Figure dataset records:
..........
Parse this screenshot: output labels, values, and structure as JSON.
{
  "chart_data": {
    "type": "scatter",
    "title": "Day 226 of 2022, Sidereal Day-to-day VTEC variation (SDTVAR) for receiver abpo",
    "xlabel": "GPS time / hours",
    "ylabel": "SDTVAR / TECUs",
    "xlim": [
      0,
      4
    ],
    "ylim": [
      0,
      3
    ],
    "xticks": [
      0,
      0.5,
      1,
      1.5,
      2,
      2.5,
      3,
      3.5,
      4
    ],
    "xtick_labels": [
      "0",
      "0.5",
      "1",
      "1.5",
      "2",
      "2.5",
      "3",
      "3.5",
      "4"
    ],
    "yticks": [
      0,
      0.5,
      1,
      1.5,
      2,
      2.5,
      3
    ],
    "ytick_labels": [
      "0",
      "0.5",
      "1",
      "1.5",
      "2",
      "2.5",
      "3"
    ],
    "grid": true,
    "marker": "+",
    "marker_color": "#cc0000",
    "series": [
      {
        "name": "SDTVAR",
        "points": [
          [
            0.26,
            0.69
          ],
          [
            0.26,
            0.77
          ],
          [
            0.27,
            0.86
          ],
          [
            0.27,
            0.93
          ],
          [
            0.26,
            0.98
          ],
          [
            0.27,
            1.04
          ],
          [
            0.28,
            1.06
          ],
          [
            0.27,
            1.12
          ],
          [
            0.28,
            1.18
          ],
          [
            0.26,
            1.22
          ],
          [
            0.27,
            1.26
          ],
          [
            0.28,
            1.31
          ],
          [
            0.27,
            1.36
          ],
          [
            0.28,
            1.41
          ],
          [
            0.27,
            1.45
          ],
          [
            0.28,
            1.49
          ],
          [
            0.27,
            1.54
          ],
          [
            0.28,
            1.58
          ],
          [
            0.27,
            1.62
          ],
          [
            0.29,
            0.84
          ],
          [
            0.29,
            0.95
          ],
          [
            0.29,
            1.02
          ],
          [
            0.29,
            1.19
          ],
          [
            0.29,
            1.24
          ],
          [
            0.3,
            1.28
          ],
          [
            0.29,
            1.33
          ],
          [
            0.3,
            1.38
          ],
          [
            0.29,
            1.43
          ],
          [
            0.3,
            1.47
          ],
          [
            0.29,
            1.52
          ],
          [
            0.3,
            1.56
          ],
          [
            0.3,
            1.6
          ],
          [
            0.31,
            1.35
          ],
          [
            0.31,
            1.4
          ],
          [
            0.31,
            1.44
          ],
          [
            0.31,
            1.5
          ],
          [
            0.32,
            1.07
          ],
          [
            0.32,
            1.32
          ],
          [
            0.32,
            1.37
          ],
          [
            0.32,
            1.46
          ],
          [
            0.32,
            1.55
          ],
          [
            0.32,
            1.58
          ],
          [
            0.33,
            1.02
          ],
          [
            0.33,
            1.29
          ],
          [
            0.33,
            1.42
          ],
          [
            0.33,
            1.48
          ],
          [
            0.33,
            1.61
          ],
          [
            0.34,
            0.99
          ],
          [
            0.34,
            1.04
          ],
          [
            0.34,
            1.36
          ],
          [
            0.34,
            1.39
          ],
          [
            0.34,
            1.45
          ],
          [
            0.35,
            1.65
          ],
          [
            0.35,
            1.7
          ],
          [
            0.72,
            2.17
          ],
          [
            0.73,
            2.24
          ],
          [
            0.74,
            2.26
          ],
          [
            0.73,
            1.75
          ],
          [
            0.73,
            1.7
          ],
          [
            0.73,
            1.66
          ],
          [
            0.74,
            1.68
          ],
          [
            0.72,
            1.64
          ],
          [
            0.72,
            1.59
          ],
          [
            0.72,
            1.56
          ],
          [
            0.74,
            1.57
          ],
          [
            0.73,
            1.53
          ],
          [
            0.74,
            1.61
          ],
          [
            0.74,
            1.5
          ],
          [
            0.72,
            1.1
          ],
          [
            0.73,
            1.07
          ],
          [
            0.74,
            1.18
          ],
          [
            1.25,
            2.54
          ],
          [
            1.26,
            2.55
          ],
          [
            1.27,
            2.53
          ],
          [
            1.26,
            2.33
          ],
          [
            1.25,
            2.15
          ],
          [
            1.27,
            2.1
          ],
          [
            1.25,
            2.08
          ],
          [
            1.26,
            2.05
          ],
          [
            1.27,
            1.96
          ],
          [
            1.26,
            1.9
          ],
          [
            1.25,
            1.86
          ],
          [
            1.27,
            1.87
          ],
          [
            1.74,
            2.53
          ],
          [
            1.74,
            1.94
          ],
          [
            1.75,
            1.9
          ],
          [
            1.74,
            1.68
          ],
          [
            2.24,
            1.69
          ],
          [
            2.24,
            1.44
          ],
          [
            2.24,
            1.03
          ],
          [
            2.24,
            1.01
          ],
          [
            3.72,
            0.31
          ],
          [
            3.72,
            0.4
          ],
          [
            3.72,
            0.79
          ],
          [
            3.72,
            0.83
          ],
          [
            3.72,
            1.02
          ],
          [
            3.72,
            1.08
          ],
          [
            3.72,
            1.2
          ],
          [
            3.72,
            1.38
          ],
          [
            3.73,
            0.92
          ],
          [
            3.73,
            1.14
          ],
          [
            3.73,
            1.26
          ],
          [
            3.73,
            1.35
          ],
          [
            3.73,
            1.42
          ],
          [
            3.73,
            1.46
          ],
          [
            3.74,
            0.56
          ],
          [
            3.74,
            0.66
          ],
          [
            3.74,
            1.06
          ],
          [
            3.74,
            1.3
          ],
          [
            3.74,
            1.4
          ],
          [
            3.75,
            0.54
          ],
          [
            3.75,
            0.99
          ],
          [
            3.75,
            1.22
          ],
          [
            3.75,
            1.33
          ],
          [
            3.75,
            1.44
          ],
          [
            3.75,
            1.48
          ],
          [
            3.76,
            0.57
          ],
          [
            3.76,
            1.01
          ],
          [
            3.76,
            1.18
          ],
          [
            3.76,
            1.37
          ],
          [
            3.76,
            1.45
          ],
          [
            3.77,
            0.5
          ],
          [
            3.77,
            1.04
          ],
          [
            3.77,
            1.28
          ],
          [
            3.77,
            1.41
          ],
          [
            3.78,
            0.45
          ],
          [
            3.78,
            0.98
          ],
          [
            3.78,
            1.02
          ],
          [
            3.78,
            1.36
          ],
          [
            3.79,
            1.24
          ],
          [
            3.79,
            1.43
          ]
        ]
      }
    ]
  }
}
..........
» Exercise prompt:
Type out the whole listing above again, exactly as it stands.

» Answer to this task:
Parse this screenshot: output labels, values, and structure as JSON.
{
  "chart_data": {
    "type": "scatter",
    "title": "Day 226 of 2022, Sidereal Day-to-day VTEC variation (SDTVAR) for receiver abpo",
    "xlabel": "GPS time / hours",
    "ylabel": "SDTVAR / TECUs",
    "xlim": [
      0,
      4
    ],
    "ylim": [
      0,
      3
    ],
    "xticks": [
      0,
      0.5,
      1,
      1.5,
      2,
      2.5,
      3,
      3.5,
      4
    ],
    "xtick_labels": [
      "0",
      "0.5",
      "1",
      "1.5",
      "2",
      "2.5",
      "3",
      "3.5",
      "4"
    ],
    "yticks": [
      0,
      0.5,
      1,
      1.5,
      2,
      2.5,
      3
    ],
    "ytick_labels": [
      "0",
      "0.5",
      "1",
      "1.5",
      "2",
      "2.5",
      "3"
    ],
    "grid": true,
    "marker": "+",
    "marker_color": "#cc0000",
    "series": [
      {
        "name": "SDTVAR",
        "points": [
          [
            0.26,
            0.69
          ],
          [
            0.26,
            0.77
          ],
          [
            0.27,
            0.86
          ],
          [
            0.27,
            0.93
          ],
          [
            0.26,
            0.98
          ],
          [
            0.27,
            1.04
          ],
          [
            0.28,
            1.06
          ],
          [
            0.27,
            1.12
          ],
          [
            0.28,
            1.18
          ],
          [
            0.26,
            1.22
          ],
          [
            0.27,
            1.26
          ],
          [
            0.28,
            1.31
          ],
          [
            0.27,
            1.36
          ],
          [
            0.28,
            1.41
          ],
          [
            0.27,
            1.45
          ],
          [
            0.28,
            1.49
          ],
          [
            0.27,
            1.54
          ],
          [
            0.28,
            1.58
          ],
          [
            0.27,
            1.62
          ],
          [
            0.29,
            0.84
          ],
          [
            0.29,
            0.95
          ],
          [
            0.29,
            1.02
          ],
          [
            0.29,
            1.19
          ],
          [
            0.29,
            1.24
          ],
          [
            0.3,
            1.28
          ],
          [
            0.29,
            1.33
          ],
          [
            0.3,
            1.38
          ],
          [
            0.29,
            1.43
          ],
          [
            0.3,
            1.47
          ],
          [
            0.29,
            1.52
          ],
          [
            0.3,
            1.56
          ],
          [
            0.3,
            1.6
          ],
          [
            0.31,
            1.35
          ],
          [
            0.31,
            1.4
          ],
          [
            0.31,
            1.44
          ],
          [
            0.31,
            1.5
          ],
          [
            0.32,
            1.07
          ],
          [
            0.32,
            1.32
          ],
          [
            0.32,
            1.37
          ],
          [
            0.32,
            1.46
          ],
          [
            0.32,
            1.55
          ],
          [
            0.32,
            1.58
          ],
          [
            0.33,
            1.02
          ],
          [
            0.33,
            1.29
          ],
          [
            0.33,
            1.42
          ],
          [
            0.33,
            1.48
          ],
          [
            0.33,
            1.61
          ],
          [
            0.34,
            0.99
          ],
          [
            0.34,
            1.04
          ],
          [
            0.34,
            1.36
          ],
          [
            0.34,
            1.39
          ],
          [
            0.34,
            1.45
          ],
          [
            0.35,
            1.65
          ],
          [
            0.35,
            1.7
          ],
          [
            0.72,
            2.17
          ],
          [
            0.73,
            2.24
          ],
          [
            0.74,
            2.26
          ],
          [
            0.73,
            1.75
          ],
          [
            0.73,
            1.7
          ],
          [
            0.73,
            1.66
          ],
          [
            0.74,
            1.68
          ],
          [
            0.72,
            1.64
          ],
          [
            0.72,
            1.59
          ],
          [
            0.72,
            1.56
          ],
          [
            0.74,
            1.57
          ],
          [
            0.73,
            1.53
          ],
          [
            0.74,
            1.61
          ],
          [
            0.74,
            1.5
          ],
          [
            0.72,
            1.1
          ],
          [
            0.73,
            1.07
          ],
          [
            0.74,
            1.18
          ],
          [
            1.25,
            2.54
          ],
          [
            1.26,
            2.55
          ],
          [
            1.27,
            2.53
          ],
          [
            1.26,
            2.33
          ],
          [
            1.25,
            2.15
          ],
          [
            1.27,
            2.1
          ],
          [
            1.25,
            2.08
          ],
          [
            1.26,
            2.05
          ],
          [
            1.27,
            1.96
          ],
          [
            1.26,
            1.9
          ],
          [
            1.25,
            1.86
          ],
          [
            1.27,
            1.87
          ],
          [
            1.74,
            2.53
          ],
          [
            1.74,
            1.94
          ],
          [
            1.75,
            1.9
          ],
          [
            1.74,
            1.68
          ],
          [
            2.24,
            1.69
          ],
          [
            2.24,
            1.44
          ],
          [
            2.24,
            1.03
          ],
          [
            2.24,
            1.01
          ],
          [
            3.72,
            0.31
          ],
          [
            3.72,
            0.4
          ],
          [
            3.72,
            0.79
          ],
          [
            3.72,
            0.83
          ],
          [
            3.72,
            1.02
          ],
          [
            3.72,
            1.08
          ],
          [
            3.72,
            1.2
          ],
          [
            3.72,
            1.38
          ],
          [
            3.73,
            0.92
          ],
          [
            3.73,
            1.14
          ],
          [
            3.73,
            1.26
          ],
          [
            3.73,
            1.35
          ],
          [
            3.73,
            1.42
          ],
          [
            3.73,
            1.46
          ],
          [
            3.74,
            0.56
          ],
          [
            3.74,
            0.66
          ],
          [
            3.74,
            1.06
          ],
          [
            3.74,
            1.3
          ],
          [
            3.74,
            1.4
          ],
          [
            3.75,
            0.54
          ],
          [
            3.75,
            0.99
          ],
          [
            3.75,
            1.22
          ],
          [
            3.75,
            1.33
          ],
          [
            3.75,
            1.44
          ],
          [
            3.75,
            1.48
          ],
          [
            3.76,
            0.57
          ],
          [
            3.76,
            1.01
          ],
          [
            3.76,
            1.18
          ],
          [
            3.76,
            1.37
          ],
          [
            3.76,
            1.45
          ],
          [
            3.77,
            0.5
          ],
          [
            3.77,
            1.04
          ],
          [
            3.77,
            1.28
          ],
          [
            3.77,
            1.41
          ],
          [
            3.78,
            0.45
          ],
          [
            3.78,
            0.98
          ],
          [
            3.78,
            1.02
          ],
          [
            3.78,
            1.36
          ],
          [
            3.79,
            1.24
          ],
          [
            3.79,
            1.43
          ]
        ]
      }
    ]
  }
}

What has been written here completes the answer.